Your instructions: Output the line that contains "What does this" and every line after it to the end of the entries, with nothing added or left out.

Excerpted data:
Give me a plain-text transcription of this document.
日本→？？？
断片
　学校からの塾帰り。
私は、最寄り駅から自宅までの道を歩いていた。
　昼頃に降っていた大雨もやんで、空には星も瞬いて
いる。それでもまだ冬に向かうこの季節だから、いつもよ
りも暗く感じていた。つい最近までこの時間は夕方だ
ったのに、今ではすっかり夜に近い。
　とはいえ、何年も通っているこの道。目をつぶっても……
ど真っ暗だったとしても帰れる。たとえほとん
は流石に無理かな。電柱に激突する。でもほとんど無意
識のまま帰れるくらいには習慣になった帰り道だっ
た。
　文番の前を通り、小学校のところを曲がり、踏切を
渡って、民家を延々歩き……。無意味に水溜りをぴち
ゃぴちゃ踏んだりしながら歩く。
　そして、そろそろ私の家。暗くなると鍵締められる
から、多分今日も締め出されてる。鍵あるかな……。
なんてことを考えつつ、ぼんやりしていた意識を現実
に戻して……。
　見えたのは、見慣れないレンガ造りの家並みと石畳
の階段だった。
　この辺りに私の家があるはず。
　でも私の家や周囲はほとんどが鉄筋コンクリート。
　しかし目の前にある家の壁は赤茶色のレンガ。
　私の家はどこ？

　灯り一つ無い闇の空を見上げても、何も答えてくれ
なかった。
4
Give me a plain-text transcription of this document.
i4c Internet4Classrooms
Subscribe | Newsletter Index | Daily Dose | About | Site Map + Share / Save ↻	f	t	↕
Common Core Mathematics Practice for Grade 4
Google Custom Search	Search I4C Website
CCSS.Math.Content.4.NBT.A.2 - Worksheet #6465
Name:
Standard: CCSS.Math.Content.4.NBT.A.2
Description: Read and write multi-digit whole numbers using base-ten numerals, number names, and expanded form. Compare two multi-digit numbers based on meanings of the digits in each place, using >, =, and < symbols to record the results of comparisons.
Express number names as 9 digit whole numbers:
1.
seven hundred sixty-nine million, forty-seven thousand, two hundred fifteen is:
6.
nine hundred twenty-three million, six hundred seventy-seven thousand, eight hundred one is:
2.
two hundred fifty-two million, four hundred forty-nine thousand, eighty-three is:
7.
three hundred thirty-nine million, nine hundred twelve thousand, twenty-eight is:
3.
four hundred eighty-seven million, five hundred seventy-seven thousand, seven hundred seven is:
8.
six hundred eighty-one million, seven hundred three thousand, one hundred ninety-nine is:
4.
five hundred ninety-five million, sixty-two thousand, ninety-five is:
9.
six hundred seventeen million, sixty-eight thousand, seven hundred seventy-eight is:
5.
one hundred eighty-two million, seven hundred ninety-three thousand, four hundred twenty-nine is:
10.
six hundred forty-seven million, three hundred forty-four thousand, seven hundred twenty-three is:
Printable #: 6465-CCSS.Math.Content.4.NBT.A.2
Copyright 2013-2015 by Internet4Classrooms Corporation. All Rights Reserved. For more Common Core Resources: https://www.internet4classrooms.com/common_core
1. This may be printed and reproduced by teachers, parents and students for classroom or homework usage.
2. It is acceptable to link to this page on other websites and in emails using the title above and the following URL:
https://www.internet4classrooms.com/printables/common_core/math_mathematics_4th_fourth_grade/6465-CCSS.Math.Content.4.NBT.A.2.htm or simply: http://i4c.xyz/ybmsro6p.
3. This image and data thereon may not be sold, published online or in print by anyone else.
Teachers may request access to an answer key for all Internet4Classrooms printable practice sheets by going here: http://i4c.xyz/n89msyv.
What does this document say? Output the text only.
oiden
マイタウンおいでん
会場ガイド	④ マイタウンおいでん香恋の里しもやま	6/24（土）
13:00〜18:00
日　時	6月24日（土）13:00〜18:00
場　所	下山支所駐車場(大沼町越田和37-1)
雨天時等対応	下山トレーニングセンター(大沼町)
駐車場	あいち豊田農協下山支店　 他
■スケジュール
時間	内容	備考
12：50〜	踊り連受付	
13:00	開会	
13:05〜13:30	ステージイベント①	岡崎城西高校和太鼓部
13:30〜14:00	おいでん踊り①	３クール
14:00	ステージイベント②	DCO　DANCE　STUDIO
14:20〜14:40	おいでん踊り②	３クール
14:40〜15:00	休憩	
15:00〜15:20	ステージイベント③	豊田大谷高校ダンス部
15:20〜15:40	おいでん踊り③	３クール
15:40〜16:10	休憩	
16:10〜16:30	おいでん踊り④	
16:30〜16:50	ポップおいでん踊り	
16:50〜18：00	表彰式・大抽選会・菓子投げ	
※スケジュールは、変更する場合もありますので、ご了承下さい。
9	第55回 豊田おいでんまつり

Answer in full:
What does this document say? Output the text only.
oiden
マイタウンおいでん
会場ガイド	④ マイタウンおいでん香恋の里しもやま	6/24（土）
13:00〜18:00
日　時	6月24日（土）13:00〜18:00
場　所	下山支所駐車場(大沼町越田和37-1)
雨天時等対応	下山トレーニングセンター(大沼町)
駐車場	あいち豊田農協下山支店　 他
■スケジュール
時間	内容	備考
12：50〜	踊り連受付	
13:00	開会	
13:05〜13:30	ステージイベント①	岡崎城西高校和太鼓部
13:30〜14:00	おいでん踊り①	３クール
14:00	ステージイベント②	DCO　DANCE　STUDIO
14:20〜14:40	おいでん踊り②	３クール
14:40〜15:00	休憩	
15:00〜15:20	ステージイベント③	豊田大谷高校ダンス部
15:20〜15:40	おいでん踊り③	３クール
15:40〜16:10	休憩	
16:10〜16:30	おいでん踊り④	
16:30〜16:50	ポップおいでん踊り	
16:50〜18：00	表彰式・大抽選会・菓子投げ	
※スケジュールは、変更する場合もありますので、ご了承下さい。
9	第55回 豊田おいでんまつり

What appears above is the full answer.